▼
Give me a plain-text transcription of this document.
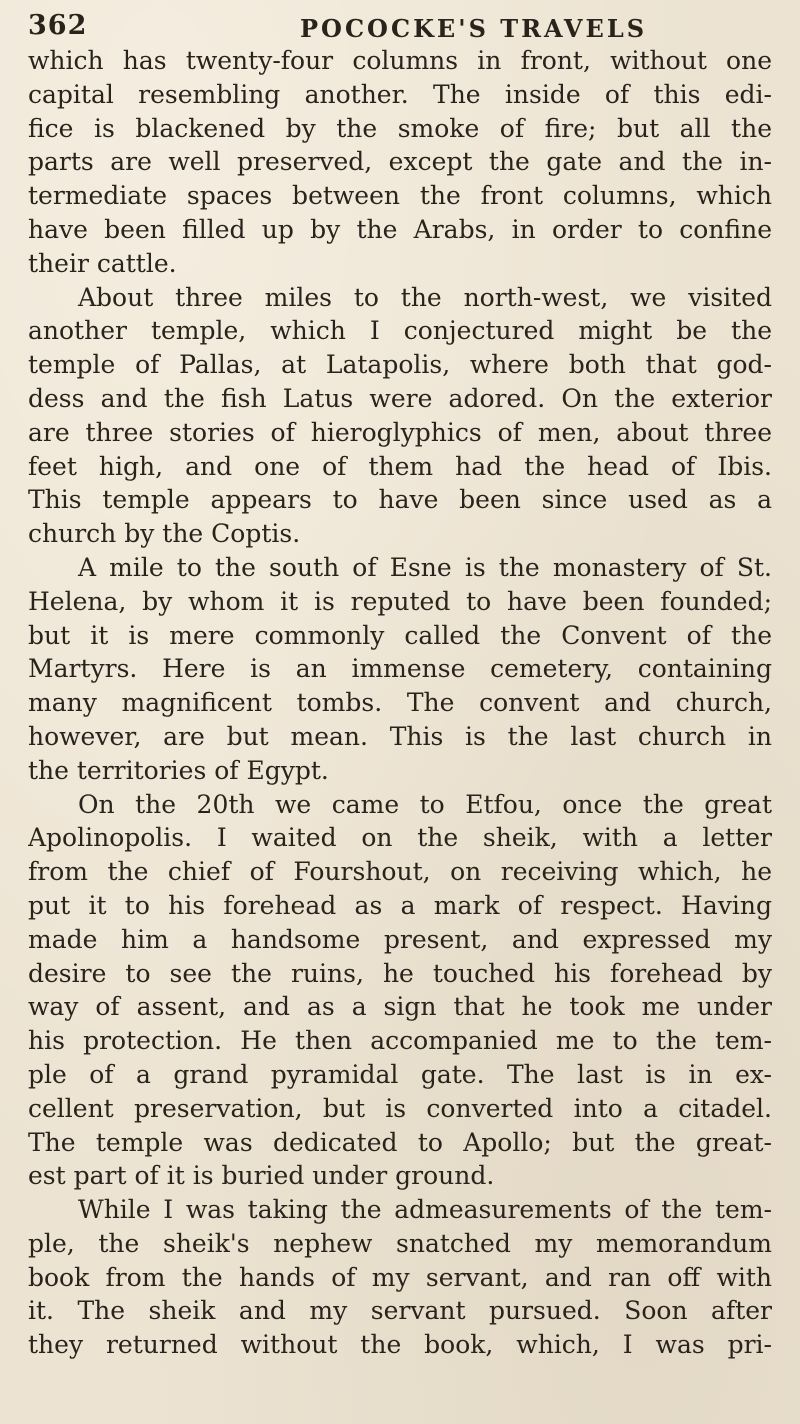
362	POCOCKE'S TRAVELS
which has twenty-four columns in front, without one
capital resembling another. The inside of this edi-
fice is blackened by the smoke of fire; but all the
parts are well preserved, except the gate and the in-
termediate spaces between the front columns, which
have been filled up by the Arabs, in order to confine
their cattle.
About three miles to the north-west, we visited
another temple, which I conjectured might be the
temple of Pallas, at Latapolis, where both that god-
dess and the fish Latus were adored. On the exterior
are three stories of hieroglyphics of men, about three
feet high, and one of them had the head of Ibis.
This temple appears to have been since used as a
church by the Coptis.
A mile to the south of Esne is the monastery of St.
Helena, by whom it is reputed to have been founded;
but it is mere commonly called the Convent of the
Martyrs. Here is an immense cemetery, containing
many magnificent tombs. The convent and church,
however, are but mean. This is the last church in
the territories of Egypt.
On the 20th we came to Etfou, once the great
Apolinopolis. I waited on the sheik, with a letter
from the chief of Fourshout, on receiving which, he
put it to his forehead as a mark of respect. Having
made him a handsome present, and expressed my
desire to see the ruins, he touched his forehead by
way of assent, and as a sign that he took me under
his protection. He then accompanied me to the tem-
ple of a grand pyramidal gate. The last is in ex-
cellent preservation, but is converted into a citadel.
The temple was dedicated to Apollo; but the great-
est part of it is buried under ground.
While I was taking the admeasurements of the tem-
ple, the sheik's nephew snatched my memorandum
book from the hands of my servant, and ran off with
it. The sheik and my servant pursued. Soon after
they returned without the book, which, I was pri-
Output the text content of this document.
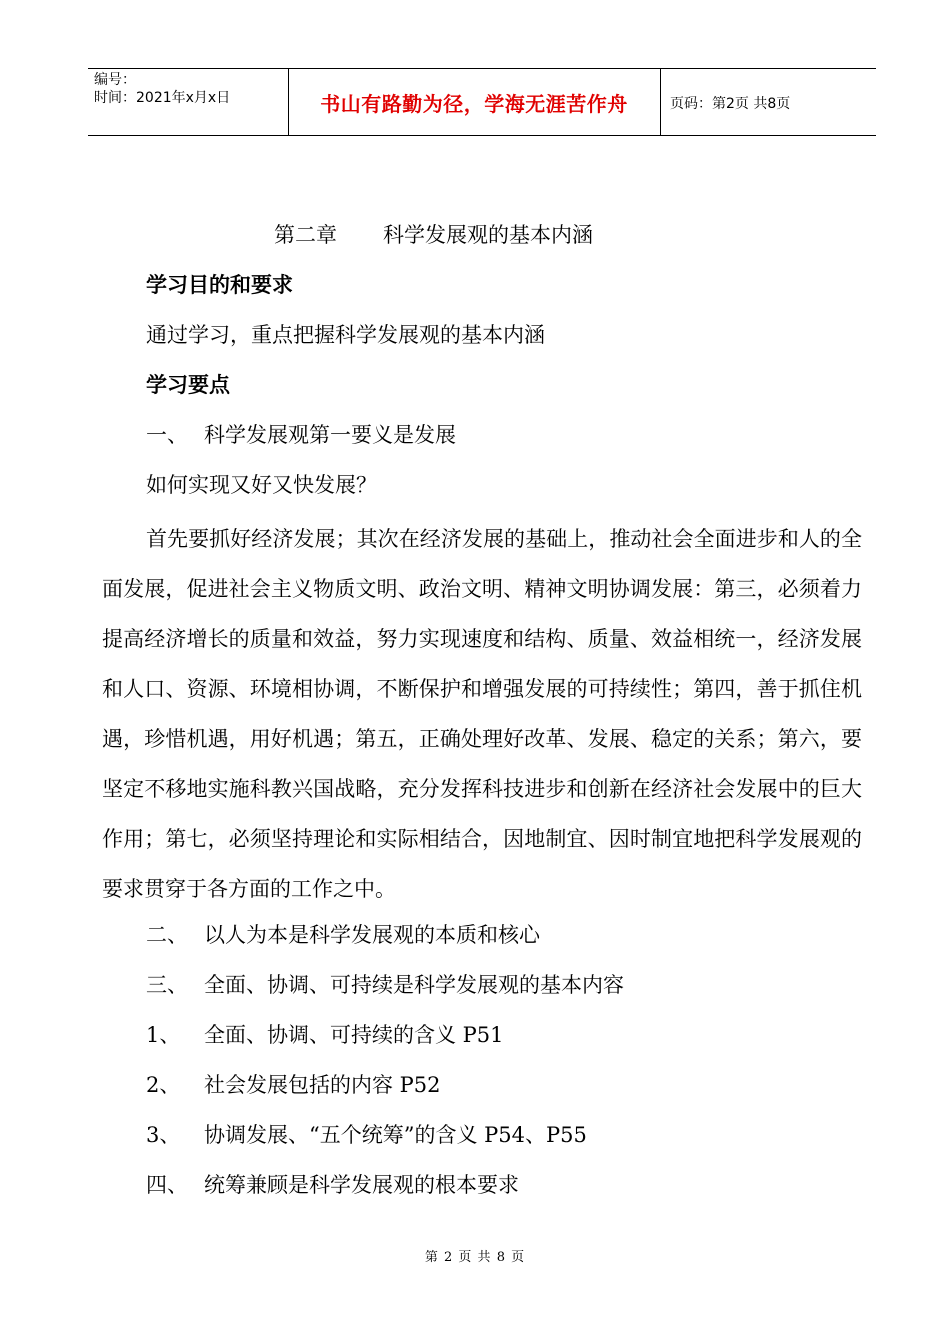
编号：
时间：2021年x月x日	书山有路勤为径，学海无涯苦作舟	页码：第2页 共8页
第二章 科学发展观的基本内涵
学习目的和要求
通过学习，重点把握科学发展观的基本内涵
学习要点
一、 科学发展观第一要义是发展
如何实现又好又快发展？

首先要抓好经济发展；其次在经济发展的基础上，推动社会全面进步和人的全面发展，促进社会主义物质文明、政治文明、精神文明协调发展：第三，必须着力提高经济增长的质量和效益，努力实现速度和结构、质量、效益相统一，经济发展和人口、资源、环境相协调，不断保护和增强发展的可持续性；第四，善于抓住机遇，珍惜机遇，用好机遇；第五，正确处理好改革、发展、稳定的关系；第六，要坚定不移地实施科教兴国战略，充分发挥科技进步和创新在经济社会发展中的巨大作用；第七，必须坚持理论和实际相结合，因地制宜、因时制宜地把科学发展观的要求贯穿于各方面的工作之中。

二、 以人为本是科学发展观的本质和核心
三、 全面、协调、可持续是科学发展观的基本内容
1、 全面、协调、可持续的含义 P51
2、 社会发展包括的内容 P52
3、 协调发展、“五个统筹”的含义 P54、P55
四、 统筹兼顾是科学发展观的根本要求
第 2 页 共 8 页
▲
--- Exercise prompt ---
Up to and including the last line of the listing, starting at the line with "Output the text content of this document.", extract every line exactly and leave out the pictures.

--- Answer to the problem ---
Output the text content of this document.
编号：
时间：2021年x月x日	书山有路勤为径，学海无涯苦作舟	页码：第2页 共8页
第二章 科学发展观的基本内涵
学习目的和要求
通过学习，重点把握科学发展观的基本内涵
学习要点
一、 科学发展观第一要义是发展
如何实现又好又快发展？

首先要抓好经济发展；其次在经济发展的基础上，推动社会全面进步和人的全面发展，促进社会主义物质文明、政治文明、精神文明协调发展：第三，必须着力提高经济增长的质量和效益，努力实现速度和结构、质量、效益相统一，经济发展和人口、资源、环境相协调，不断保护和增强发展的可持续性；第四，善于抓住机遇，珍惜机遇，用好机遇；第五，正确处理好改革、发展、稳定的关系；第六，要坚定不移地实施科教兴国战略，充分发挥科技进步和创新在经济社会发展中的巨大作用；第七，必须坚持理论和实际相结合，因地制宜、因时制宜地把科学发展观的要求贯穿于各方面的工作之中。

二、 以人为本是科学发展观的本质和核心
三、 全面、协调、可持续是科学发展观的基本内容
1、 全面、协调、可持续的含义 P51
2、 社会发展包括的内容 P52
3、 协调发展、“五个统筹”的含义 P54、P55
四、 统筹兼顾是科学发展观的根本要求
第 2 页 共 8 页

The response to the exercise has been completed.